Data records
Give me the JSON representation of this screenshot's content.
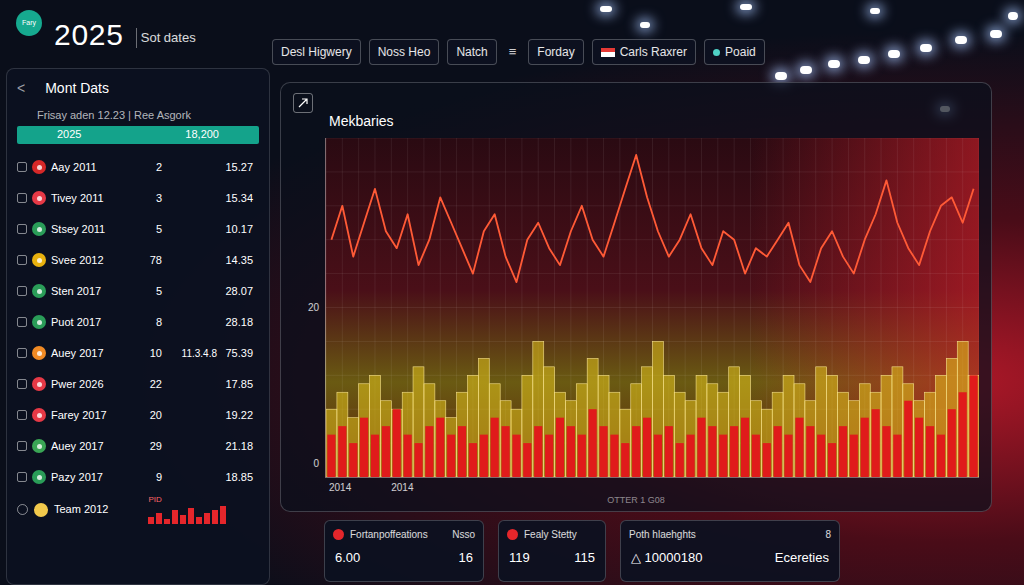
{
  "header": {
    "logo": "Fary",
    "year": "2025",
    "subtitle": "Sot dates"
  },
  "tabs": [
    {
      "label": "Desl Higwery",
      "kind": "pill",
      "selected": false
    },
    {
      "label": "Noss Heo",
      "kind": "pill",
      "selected": false
    },
    {
      "label": "Natch",
      "kind": "pill",
      "selected": false
    },
    {
      "label": "≡",
      "kind": "glyph",
      "selected": false
    },
    {
      "label": "Forday",
      "kind": "pill",
      "selected": false
    },
    {
      "label": "Carls Raxrer",
      "kind": "flag",
      "selected": false
    },
    {
      "label": "Poaid",
      "kind": "dot",
      "selected": false
    }
  ],
  "sidebar": {
    "back": "<",
    "title": "Mont Dats",
    "subheader": "Frisay aden 12.23 | Ree Asgork",
    "highlight": {
      "left": "2025",
      "right": "18,200"
    },
    "rows": [
      {
        "label": "Aay 2011",
        "count": "2",
        "value": "15.27",
        "checked": false,
        "color": "#d62828"
      },
      {
        "label": "Tivey 2011",
        "count": "3",
        "value": "15.34",
        "checked": false,
        "color": "#e63946"
      },
      {
        "label": "Stsey 2011",
        "count": "5",
        "value": "10.17",
        "checked": false,
        "color": "#2a9d58"
      },
      {
        "label": "Svee 2012",
        "count": "78",
        "value": "14.35",
        "checked": false,
        "color": "#e8b10e"
      },
      {
        "label": "Sten 2017",
        "count": "5",
        "value": "28.07",
        "checked": false,
        "color": "#2a9d58"
      },
      {
        "label": "Puot 2017",
        "count": "8",
        "value": "28.18",
        "checked": false,
        "color": "#2a9d58"
      },
      {
        "label": "Auey 2017",
        "count": "10",
        "extra": "11.3.4.8",
        "value": "75.39",
        "checked": false,
        "color": "#f08a24"
      },
      {
        "label": "Pwer 2026",
        "count": "22",
        "value": "17.85",
        "checked": false,
        "color": "#e63946"
      },
      {
        "label": "Farey 2017",
        "count": "20",
        "value": "19.22",
        "checked": false,
        "color": "#e63946"
      },
      {
        "label": "Auey 2017",
        "count": "29",
        "value": "21.18",
        "checked": false,
        "color": "#3aa655"
      },
      {
        "label": "Pazy 2017",
        "count": "9",
        "value": "18.85",
        "checked": false,
        "color": "#2a9d58"
      }
    ],
    "footer": {
      "label": "Team 2012",
      "tag": "PID",
      "color": "#f2c94c",
      "bars": [
        3,
        5,
        2,
        6,
        4,
        7,
        3,
        5,
        6,
        8
      ]
    }
  },
  "chart": {
    "title": "Mekbaries",
    "y_ticks": [
      "20",
      "0"
    ],
    "x_labels": [
      "2014",
      "2014"
    ],
    "footer": "OTTER 1 G08",
    "series": [
      {
        "kind": "line",
        "color": "#ff5a36",
        "values": [
          28,
          32,
          26,
          30,
          34,
          29,
          27,
          31,
          25,
          28,
          33,
          30,
          27,
          24,
          29,
          31,
          26,
          23,
          28,
          30,
          27,
          25,
          29,
          32,
          28,
          26,
          30,
          34,
          38,
          33,
          29,
          26,
          28,
          31,
          27,
          25,
          29,
          28,
          24,
          27,
          26,
          28,
          30,
          25,
          23,
          27,
          29,
          26,
          24,
          28,
          31,
          35,
          30,
          27,
          25,
          29,
          32,
          33,
          30,
          34
        ]
      },
      {
        "kind": "bars",
        "color": "#e2c21c",
        "values": [
          8,
          10,
          7,
          11,
          12,
          9,
          8,
          10,
          13,
          11,
          9,
          7,
          10,
          12,
          14,
          11,
          9,
          8,
          12,
          16,
          13,
          10,
          9,
          11,
          14,
          12,
          10,
          8,
          11,
          13,
          16,
          12,
          10,
          9,
          12,
          11,
          10,
          13,
          12,
          9,
          8,
          10,
          12,
          11,
          9,
          13,
          12,
          10,
          9,
          11,
          10,
          12,
          13,
          11,
          9,
          10,
          12,
          14,
          16,
          12
        ]
      },
      {
        "kind": "bars",
        "color": "#e01b1b",
        "values": [
          5,
          6,
          4,
          7,
          5,
          6,
          8,
          5,
          4,
          6,
          7,
          5,
          6,
          4,
          5,
          7,
          6,
          5,
          4,
          6,
          5,
          7,
          6,
          5,
          8,
          6,
          5,
          4,
          6,
          7,
          5,
          6,
          4,
          5,
          7,
          6,
          5,
          6,
          7,
          5,
          4,
          6,
          5,
          7,
          6,
          5,
          4,
          6,
          5,
          7,
          8,
          6,
          5,
          9,
          7,
          6,
          5,
          8,
          10,
          12
        ]
      }
    ]
  },
  "cards": [
    {
      "kind": "dot",
      "title": "Fortanpoffeations",
      "aside": "Nsso",
      "values": [
        "6.00",
        "16"
      ]
    },
    {
      "kind": "dot",
      "title": "Fealy Stetty",
      "values": [
        "119",
        "115"
      ]
    },
    {
      "kind": "plain",
      "title": "Poth hlaehghts",
      "aside": "8",
      "values": [
        "△ 10000180",
        "Ecereties"
      ]
    }
  ]
}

**DIRECTIONS**
Reproduce the records, all of them, word for word; omit the pictures.

**THE RESULT**
Give me the JSON representation of this screenshot's content.
{
  "header": {
    "logo": "Fary",
    "year": "2025",
    "subtitle": "Sot dates"
  },
  "tabs": [
    {
      "label": "Desl Higwery",
      "kind": "pill",
      "selected": false
    },
    {
      "label": "Noss Heo",
      "kind": "pill",
      "selected": false
    },
    {
      "label": "Natch",
      "kind": "pill",
      "selected": false
    },
    {
      "label": "≡",
      "kind": "glyph",
      "selected": false
    },
    {
      "label": "Forday",
      "kind": "pill",
      "selected": false
    },
    {
      "label": "Carls Raxrer",
      "kind": "flag",
      "selected": false
    },
    {
      "label": "Poaid",
      "kind": "dot",
      "selected": false
    }
  ],
  "sidebar": {
    "back": "<",
    "title": "Mont Dats",
    "subheader": "Frisay aden 12.23 | Ree Asgork",
    "highlight": {
      "left": "2025",
      "right": "18,200"
    },
    "rows": [
      {
        "label": "Aay 2011",
        "count": "2",
        "value": "15.27",
        "checked": false,
        "color": "#d62828"
      },
      {
        "label": "Tivey 2011",
        "count": "3",
        "value": "15.34",
        "checked": false,
        "color": "#e63946"
      },
      {
        "label": "Stsey 2011",
        "count": "5",
        "value": "10.17",
        "checked": false,
        "color": "#2a9d58"
      },
      {
        "label": "Svee 2012",
        "count": "78",
        "value": "14.35",
        "checked": false,
        "color": "#e8b10e"
      },
      {
        "label": "Sten 2017",
        "count": "5",
        "value": "28.07",
        "checked": false,
        "color": "#2a9d58"
      },
      {
        "label": "Puot 2017",
        "count": "8",
        "value": "28.18",
        "checked": false,
        "color": "#2a9d58"
      },
      {
        "label": "Auey 2017",
        "count": "10",
        "extra": "11.3.4.8",
        "value": "75.39",
        "checked": false,
        "color": "#f08a24"
      },
      {
        "label": "Pwer 2026",
        "count": "22",
        "value": "17.85",
        "checked": false,
        "color": "#e63946"
      },
      {
        "label": "Farey 2017",
        "count": "20",
        "value": "19.22",
        "checked": false,
        "color": "#e63946"
      },
      {
        "label": "Auey 2017",
        "count": "29",
        "value": "21.18",
        "checked": false,
        "color": "#3aa655"
      },
      {
        "label": "Pazy 2017",
        "count": "9",
        "value": "18.85",
        "checked": false,
        "color": "#2a9d58"
      }
    ],
    "footer": {
      "label": "Team 2012",
      "tag": "PID",
      "color": "#f2c94c",
      "bars": [
        3,
        5,
        2,
        6,
        4,
        7,
        3,
        5,
        6,
        8
      ]
    }
  },
  "chart": {
    "title": "Mekbaries",
    "y_ticks": [
      "20",
      "0"
    ],
    "x_labels": [
      "2014",
      "2014"
    ],
    "footer": "OTTER 1 G08",
    "series": [
      {
        "kind": "line",
        "color": "#ff5a36",
        "values": [
          28,
          32,
          26,
          30,
          34,
          29,
          27,
          31,
          25,
          28,
          33,
          30,
          27,
          24,
          29,
          31,
          26,
          23,
          28,
          30,
          27,
          25,
          29,
          32,
          28,
          26,
          30,
          34,
          38,
          33,
          29,
          26,
          28,
          31,
          27,
          25,
          29,
          28,
          24,
          27,
          26,
          28,
          30,
          25,
          23,
          27,
          29,
          26,
          24,
          28,
          31,
          35,
          30,
          27,
          25,
          29,
          32,
          33,
          30,
          34
        ]
      },
      {
        "kind": "bars",
        "color": "#e2c21c",
        "values": [
          8,
          10,
          7,
          11,
          12,
          9,
          8,
          10,
          13,
          11,
          9,
          7,
          10,
          12,
          14,
          11,
          9,
          8,
          12,
          16,
          13,
          10,
          9,
          11,
          14,
          12,
          10,
          8,
          11,
          13,
          16,
          12,
          10,
          9,
          12,
          11,
          10,
          13,
          12,
          9,
          8,
          10,
          12,
          11,
          9,
          13,
          12,
          10,
          9,
          11,
          10,
          12,
          13,
          11,
          9,
          10,
          12,
          14,
          16,
          12
        ]
      },
      {
        "kind": "bars",
        "color": "#e01b1b",
        "values": [
          5,
          6,
          4,
          7,
          5,
          6,
          8,
          5,
          4,
          6,
          7,
          5,
          6,
          4,
          5,
          7,
          6,
          5,
          4,
          6,
          5,
          7,
          6,
          5,
          8,
          6,
          5,
          4,
          6,
          7,
          5,
          6,
          4,
          5,
          7,
          6,
          5,
          6,
          7,
          5,
          4,
          6,
          5,
          7,
          6,
          5,
          4,
          6,
          5,
          7,
          8,
          6,
          5,
          9,
          7,
          6,
          5,
          8,
          10,
          12
        ]
      }
    ]
  },
  "cards": [
    {
      "kind": "dot",
      "title": "Fortanpoffeations",
      "aside": "Nsso",
      "values": [
        "6.00",
        "16"
      ]
    },
    {
      "kind": "dot",
      "title": "Fealy Stetty",
      "values": [
        "119",
        "115"
      ]
    },
    {
      "kind": "plain",
      "title": "Poth hlaehghts",
      "aside": "8",
      "values": [
        "△ 10000180",
        "Ecereties"
      ]
    }
  ]
}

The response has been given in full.